Data records
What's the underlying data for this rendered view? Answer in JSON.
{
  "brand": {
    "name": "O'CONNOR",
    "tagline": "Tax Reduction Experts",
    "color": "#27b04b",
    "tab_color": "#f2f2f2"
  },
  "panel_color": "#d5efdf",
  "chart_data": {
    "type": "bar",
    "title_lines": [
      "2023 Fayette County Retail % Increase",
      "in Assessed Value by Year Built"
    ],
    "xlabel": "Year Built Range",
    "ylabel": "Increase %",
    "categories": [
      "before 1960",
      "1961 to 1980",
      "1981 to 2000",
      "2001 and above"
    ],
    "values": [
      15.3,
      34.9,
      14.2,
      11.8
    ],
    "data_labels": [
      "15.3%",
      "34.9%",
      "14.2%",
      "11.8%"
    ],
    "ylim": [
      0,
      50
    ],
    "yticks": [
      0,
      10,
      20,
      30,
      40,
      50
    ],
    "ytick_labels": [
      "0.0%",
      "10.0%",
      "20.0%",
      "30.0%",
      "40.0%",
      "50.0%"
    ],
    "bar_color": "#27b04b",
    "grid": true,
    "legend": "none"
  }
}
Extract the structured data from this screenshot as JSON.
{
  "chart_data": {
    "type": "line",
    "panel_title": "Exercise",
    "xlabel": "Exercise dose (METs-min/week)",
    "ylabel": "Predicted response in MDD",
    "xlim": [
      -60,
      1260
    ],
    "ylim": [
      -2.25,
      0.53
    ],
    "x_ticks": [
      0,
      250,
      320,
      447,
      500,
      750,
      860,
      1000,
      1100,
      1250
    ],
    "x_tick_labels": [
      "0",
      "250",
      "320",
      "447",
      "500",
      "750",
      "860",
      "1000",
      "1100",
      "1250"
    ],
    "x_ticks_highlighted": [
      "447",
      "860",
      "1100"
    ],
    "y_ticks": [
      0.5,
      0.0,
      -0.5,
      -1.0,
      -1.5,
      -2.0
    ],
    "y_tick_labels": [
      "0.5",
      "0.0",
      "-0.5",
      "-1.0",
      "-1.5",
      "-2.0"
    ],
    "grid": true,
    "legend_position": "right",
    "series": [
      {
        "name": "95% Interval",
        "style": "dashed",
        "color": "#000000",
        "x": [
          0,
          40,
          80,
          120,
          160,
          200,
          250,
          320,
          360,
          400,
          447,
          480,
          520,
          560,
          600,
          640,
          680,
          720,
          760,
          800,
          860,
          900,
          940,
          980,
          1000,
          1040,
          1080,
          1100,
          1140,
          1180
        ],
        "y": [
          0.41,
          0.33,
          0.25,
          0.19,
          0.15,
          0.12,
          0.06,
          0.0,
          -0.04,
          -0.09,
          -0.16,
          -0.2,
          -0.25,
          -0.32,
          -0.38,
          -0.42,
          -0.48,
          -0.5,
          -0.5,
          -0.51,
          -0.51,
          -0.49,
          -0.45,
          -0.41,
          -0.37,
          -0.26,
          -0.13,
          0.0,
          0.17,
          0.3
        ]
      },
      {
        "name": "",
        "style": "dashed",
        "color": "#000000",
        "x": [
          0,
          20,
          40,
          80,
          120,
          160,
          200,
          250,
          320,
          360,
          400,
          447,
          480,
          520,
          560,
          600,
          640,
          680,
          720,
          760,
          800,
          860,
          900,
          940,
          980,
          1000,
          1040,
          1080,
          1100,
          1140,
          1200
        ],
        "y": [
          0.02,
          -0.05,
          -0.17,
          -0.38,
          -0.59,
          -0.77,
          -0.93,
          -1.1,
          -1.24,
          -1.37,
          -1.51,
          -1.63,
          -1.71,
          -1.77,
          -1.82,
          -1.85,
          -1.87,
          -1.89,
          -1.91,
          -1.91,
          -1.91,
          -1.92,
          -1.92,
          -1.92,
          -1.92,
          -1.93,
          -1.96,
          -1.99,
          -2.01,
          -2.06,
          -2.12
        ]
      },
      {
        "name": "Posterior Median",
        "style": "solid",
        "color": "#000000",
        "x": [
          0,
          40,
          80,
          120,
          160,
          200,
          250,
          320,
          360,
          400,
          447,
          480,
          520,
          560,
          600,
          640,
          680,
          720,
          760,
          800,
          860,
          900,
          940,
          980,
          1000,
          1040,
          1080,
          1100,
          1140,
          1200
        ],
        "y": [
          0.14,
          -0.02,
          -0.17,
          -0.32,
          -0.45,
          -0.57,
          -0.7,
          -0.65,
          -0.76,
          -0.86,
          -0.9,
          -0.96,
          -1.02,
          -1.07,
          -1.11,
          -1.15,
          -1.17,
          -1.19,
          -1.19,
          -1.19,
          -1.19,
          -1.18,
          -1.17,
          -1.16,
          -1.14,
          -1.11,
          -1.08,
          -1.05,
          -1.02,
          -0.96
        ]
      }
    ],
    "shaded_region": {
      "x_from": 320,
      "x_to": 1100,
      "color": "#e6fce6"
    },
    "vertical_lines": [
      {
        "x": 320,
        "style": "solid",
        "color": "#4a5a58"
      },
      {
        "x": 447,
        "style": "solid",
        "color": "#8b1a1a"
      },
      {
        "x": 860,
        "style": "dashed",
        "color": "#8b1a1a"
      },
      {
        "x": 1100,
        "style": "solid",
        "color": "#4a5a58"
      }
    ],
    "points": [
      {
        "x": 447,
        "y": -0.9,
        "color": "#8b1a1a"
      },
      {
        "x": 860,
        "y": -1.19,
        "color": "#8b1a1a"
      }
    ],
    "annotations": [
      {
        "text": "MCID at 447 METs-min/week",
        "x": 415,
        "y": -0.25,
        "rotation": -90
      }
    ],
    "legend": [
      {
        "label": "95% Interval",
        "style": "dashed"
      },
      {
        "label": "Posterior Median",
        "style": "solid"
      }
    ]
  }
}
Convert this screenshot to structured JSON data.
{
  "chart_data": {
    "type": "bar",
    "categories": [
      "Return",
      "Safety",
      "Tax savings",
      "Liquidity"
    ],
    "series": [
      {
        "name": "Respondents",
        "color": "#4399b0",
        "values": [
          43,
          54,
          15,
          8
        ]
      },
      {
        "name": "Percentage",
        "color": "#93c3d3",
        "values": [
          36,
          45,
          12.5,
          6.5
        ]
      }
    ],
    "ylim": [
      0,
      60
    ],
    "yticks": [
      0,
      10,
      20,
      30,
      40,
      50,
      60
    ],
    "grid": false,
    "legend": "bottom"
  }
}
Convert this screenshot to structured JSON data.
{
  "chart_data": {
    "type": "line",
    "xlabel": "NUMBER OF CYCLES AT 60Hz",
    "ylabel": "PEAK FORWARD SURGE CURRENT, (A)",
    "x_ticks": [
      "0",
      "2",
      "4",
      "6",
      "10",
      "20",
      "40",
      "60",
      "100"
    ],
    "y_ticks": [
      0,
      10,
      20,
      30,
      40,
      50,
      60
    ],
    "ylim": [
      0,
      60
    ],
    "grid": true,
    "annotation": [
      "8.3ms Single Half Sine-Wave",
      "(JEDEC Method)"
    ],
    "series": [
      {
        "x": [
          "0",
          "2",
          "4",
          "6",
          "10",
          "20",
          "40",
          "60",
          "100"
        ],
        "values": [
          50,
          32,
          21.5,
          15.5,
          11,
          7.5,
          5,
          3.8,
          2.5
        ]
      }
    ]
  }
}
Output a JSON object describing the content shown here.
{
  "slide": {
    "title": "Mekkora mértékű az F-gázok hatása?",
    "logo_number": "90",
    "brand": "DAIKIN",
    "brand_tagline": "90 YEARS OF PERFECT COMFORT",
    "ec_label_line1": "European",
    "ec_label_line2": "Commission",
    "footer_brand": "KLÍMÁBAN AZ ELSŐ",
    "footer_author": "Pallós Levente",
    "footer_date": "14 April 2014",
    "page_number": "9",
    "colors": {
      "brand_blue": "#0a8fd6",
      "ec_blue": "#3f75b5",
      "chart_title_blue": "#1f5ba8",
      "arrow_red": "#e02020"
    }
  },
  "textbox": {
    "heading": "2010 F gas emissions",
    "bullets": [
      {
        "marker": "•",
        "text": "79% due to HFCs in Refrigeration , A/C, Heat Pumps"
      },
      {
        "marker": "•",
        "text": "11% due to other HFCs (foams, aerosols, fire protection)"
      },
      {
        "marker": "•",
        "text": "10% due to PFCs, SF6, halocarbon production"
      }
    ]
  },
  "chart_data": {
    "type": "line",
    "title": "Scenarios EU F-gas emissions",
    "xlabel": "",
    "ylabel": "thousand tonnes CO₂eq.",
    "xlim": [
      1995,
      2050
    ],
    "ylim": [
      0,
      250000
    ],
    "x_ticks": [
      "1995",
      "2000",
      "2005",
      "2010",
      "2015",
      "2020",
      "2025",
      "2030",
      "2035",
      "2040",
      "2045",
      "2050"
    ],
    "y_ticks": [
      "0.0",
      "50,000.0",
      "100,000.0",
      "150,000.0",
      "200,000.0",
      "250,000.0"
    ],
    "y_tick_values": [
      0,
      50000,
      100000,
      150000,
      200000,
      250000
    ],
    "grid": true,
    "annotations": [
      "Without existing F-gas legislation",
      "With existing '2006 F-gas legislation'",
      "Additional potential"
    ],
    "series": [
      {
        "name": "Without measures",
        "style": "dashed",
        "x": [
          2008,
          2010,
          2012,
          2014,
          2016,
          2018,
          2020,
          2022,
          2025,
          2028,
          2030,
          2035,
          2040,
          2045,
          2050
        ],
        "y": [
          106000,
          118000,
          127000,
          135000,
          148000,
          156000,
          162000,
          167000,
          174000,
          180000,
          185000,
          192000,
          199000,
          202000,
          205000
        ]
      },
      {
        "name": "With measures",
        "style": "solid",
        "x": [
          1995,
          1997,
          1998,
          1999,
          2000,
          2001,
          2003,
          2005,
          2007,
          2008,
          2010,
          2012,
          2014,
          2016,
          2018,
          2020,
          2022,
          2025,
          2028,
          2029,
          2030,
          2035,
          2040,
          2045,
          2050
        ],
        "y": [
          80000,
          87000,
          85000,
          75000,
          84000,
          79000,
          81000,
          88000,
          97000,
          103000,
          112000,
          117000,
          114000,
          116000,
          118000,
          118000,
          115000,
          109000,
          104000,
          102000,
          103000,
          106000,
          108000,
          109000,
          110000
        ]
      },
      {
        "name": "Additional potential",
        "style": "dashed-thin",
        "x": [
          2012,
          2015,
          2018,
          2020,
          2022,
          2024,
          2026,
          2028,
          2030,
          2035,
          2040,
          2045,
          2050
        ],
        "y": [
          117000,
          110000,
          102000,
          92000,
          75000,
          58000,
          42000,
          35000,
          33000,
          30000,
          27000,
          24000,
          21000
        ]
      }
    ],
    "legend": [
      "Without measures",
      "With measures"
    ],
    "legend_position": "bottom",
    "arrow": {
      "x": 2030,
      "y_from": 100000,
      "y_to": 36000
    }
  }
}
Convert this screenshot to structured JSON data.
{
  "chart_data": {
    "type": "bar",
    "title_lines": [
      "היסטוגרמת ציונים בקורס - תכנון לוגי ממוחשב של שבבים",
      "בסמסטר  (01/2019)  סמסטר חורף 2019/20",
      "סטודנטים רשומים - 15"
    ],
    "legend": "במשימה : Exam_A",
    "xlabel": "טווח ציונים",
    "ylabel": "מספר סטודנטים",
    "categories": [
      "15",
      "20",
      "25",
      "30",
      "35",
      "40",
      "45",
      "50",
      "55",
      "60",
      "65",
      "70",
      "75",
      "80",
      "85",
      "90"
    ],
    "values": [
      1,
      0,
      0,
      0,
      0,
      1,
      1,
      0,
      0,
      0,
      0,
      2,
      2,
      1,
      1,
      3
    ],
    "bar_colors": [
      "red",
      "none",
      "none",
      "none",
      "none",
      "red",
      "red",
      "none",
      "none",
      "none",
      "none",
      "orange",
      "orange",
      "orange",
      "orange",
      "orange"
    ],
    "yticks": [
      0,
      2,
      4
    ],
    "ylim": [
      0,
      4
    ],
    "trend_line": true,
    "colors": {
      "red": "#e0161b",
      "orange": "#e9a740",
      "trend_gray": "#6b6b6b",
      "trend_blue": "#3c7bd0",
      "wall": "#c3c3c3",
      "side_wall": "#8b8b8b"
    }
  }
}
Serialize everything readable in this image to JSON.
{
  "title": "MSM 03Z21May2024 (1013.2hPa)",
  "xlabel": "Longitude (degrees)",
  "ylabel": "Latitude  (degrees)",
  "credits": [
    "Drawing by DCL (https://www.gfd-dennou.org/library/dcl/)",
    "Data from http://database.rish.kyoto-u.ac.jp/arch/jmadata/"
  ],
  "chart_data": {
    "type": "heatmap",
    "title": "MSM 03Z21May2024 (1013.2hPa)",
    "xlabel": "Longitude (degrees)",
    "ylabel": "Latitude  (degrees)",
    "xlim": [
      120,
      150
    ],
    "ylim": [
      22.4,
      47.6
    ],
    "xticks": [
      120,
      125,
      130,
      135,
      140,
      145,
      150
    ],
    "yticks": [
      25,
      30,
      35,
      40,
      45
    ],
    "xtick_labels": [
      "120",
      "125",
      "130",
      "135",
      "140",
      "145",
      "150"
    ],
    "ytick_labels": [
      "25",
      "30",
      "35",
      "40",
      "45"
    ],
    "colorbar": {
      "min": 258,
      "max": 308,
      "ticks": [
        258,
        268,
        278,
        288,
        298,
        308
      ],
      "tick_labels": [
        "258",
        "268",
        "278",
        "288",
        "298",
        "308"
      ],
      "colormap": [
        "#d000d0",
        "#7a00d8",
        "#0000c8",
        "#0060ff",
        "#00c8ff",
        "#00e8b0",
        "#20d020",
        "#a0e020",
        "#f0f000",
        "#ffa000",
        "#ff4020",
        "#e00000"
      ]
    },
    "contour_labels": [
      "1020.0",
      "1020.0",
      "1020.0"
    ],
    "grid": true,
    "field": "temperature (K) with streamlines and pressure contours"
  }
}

## WHAT THIS TASK INVOLVES
In the listing above, count each line that holds the string "סטודנטים". Give the number only.

## PROBLEM SOLUTION
2